:: DATA PROVIDED

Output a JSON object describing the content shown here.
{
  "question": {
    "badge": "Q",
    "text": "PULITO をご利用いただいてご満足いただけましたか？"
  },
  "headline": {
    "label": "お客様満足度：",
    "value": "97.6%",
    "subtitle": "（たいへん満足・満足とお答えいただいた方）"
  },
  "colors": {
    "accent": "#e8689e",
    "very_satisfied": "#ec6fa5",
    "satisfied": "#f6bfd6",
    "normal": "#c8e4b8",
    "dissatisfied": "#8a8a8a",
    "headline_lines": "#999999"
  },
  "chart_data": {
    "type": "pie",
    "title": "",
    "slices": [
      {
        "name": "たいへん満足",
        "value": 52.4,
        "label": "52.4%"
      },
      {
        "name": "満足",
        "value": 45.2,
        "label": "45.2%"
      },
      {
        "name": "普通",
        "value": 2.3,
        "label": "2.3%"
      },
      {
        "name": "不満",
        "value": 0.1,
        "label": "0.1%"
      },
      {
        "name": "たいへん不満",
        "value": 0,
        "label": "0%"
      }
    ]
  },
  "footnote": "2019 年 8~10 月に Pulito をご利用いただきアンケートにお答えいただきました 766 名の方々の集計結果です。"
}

::::

Show every line from the entries above in which the word "label" appears.

    "label": "お客様満足度：",
        "label": "52.4%"
        "label": "45.2%"
        "label": "2.3%"
        "label": "0.1%"
        "label": "0%"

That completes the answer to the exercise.